» **Written instruction**
Scan the entries below and extract each line with the word "terkait" in it.

▬▬▬▬▬▬▬▬▬▬

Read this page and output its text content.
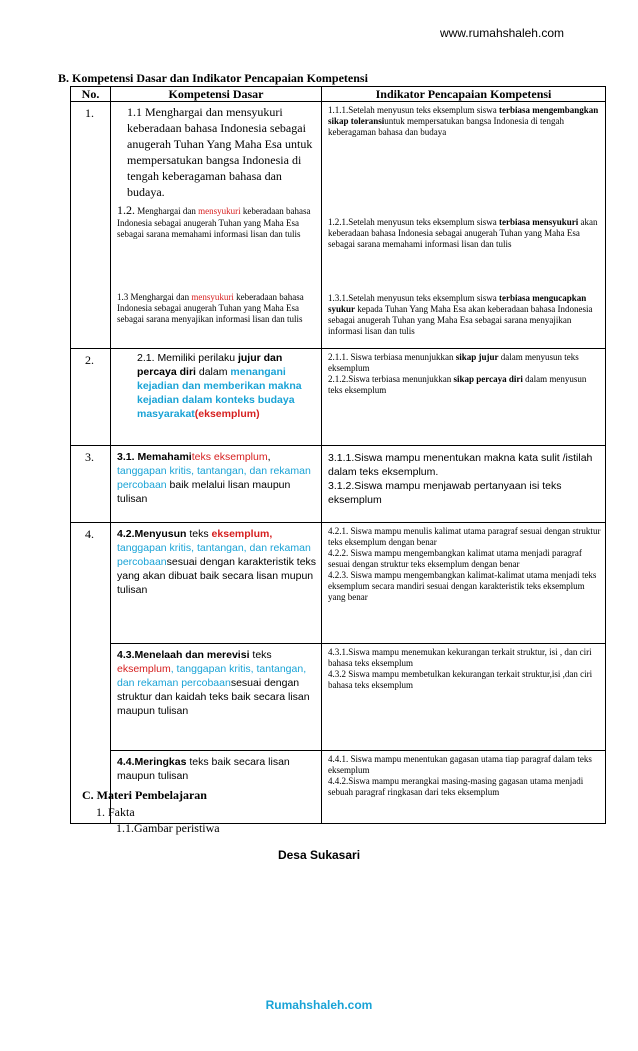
www.rumahshaleh.com
B. Kompetensi Dasar dan Indikator Pencapaian Kompetensi
No.	Kompetensi Dasar	Indikator Pencapaian Kompetensi
1.	1.1 Menghargai dan mensyukuri keberadaan bahasa Indonesia sebagai anugerah Tuhan Yang Maha Esa untuk mempersatukan bangsa Indonesia di tengah keberagaman bahasa dan budaya.	1.1.1.Setelah menyusun teks eksemplum siswa terbiasa mengembangkan sikap toleransiuntuk mempersatukan bangsa Indonesia di tengah keberagaman bahasa dan budaya

	1.2. Menghargai dan mensyukuri keberadaan bahasa Indonesia sebagai anugerah Tuhan yang Maha Esa sebagai sarana memahami informasi lisan dan tulis	1.2.1.Setelah menyusun teks eksemplum siswa terbiasa mensyukuri akan keberadaan bahasa Indonesia sebagai anugerah Tuhan yang Maha Esa sebagai sarana memahami informasi lisan dan tulis

	1.3 Menghargai dan mensyukuri keberadaan bahasa Indonesia sebagai anugerah Tuhan yang Maha Esa sebagai sarana menyajikan informasi lisan dan tulis	1.3.1.Setelah menyusun teks eksemplum siswa terbiasa mengucapkan syukur kepada Tuhan Yang Maha Esa akan keberadaan bahasa Indonesia sebagai anugerah Tuhan yang Maha Esa sebagai sarana menyajikan informasi lisan dan tulis

2.	2.1. Memiliki perilaku jujur dan percaya diri dalam menangani kejadian dan memberikan makna kejadian dalam konteks budaya masyarakat(eksemplum)	2.1.1. Siswa terbiasa menunjukkan sikap jujur dalam menyusun teks eksemplum
2.1.2.Siswa terbiasa menunjukkan sikap percaya diri dalam menyusun teks eksemplum

3.	3.1. Memahamiteks eksemplum, tanggapan kritis, tantangan, dan rekaman percobaan baik melalui lisan maupun tulisan	3.1.1.Siswa mampu menentukan makna kata sulit /istilah dalam teks eksemplum.
3.1.2.Siswa mampu menjawab pertanyaan isi teks eksemplum

4.	4.2.Menyusun teks eksemplum, tanggapan kritis, tantangan, dan rekaman percobaansesuai dengan karakteristik teks yang akan dibuat baik secara lisan mupun tulisan	4.2.1. Siswa mampu menulis kalimat utama paragraf sesuai dengan struktur teks eksemplum dengan benar
4.2.2. Siswa mampu mengembangkan kalimat utama menjadi paragraf sesuai dengan struktur teks eksemplum dengan benar
4.2.3. Siswa mampu mengembangkan kalimat-kalimat utama menjadi teks eksemplum secara mandiri sesuai dengan karakteristik teks eksemplum yang benar

	4.3.Menelaah dan merevisi teks eksemplum, tanggapan kritis, tantangan, dan rekaman percobaansesuai dengan struktur dan kaidah teks baik secara lisan maupun tulisan	4.3.1.Siswa mampu menemukan kekurangan terkait struktur, isi , dan ciri bahasa teks eksemplum
4.3.2 Siswa mampu membetulkan kekurangan terkait struktur,isi ,dan ciri bahasa teks eksemplum

	4.4.Meringkas teks baik secara lisan maupun tulisan	4.4.1. Siswa mampu menentukan gagasan utama tiap paragraf dalam teks eksemplum
4.4.2.Siswa mampu merangkai masing-masing gagasan utama menjadi sebuah paragraf ringkasan dari teks eksemplum
C. Materi Pembelajaran
1. Fakta
1.1.Gambar peristiwa
Desa Sukasari
Rumahshaleh.com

▬▬▬▬▬▬▬▬▬▬

» **Result**
	4.3.Menelaah dan merevisi teks eksemplum, tanggapan kritis, tantangan, dan rekaman percobaansesuai dengan struktur dan kaidah teks baik secara lisan maupun tulisan	4.3.1.Siswa mampu menemukan kekurangan terkait struktur, isi , dan ciri bahasa teks eksemplum
4.3.2 Siswa mampu membetulkan kekurangan terkait struktur,isi ,dan ciri bahasa teks eksemplum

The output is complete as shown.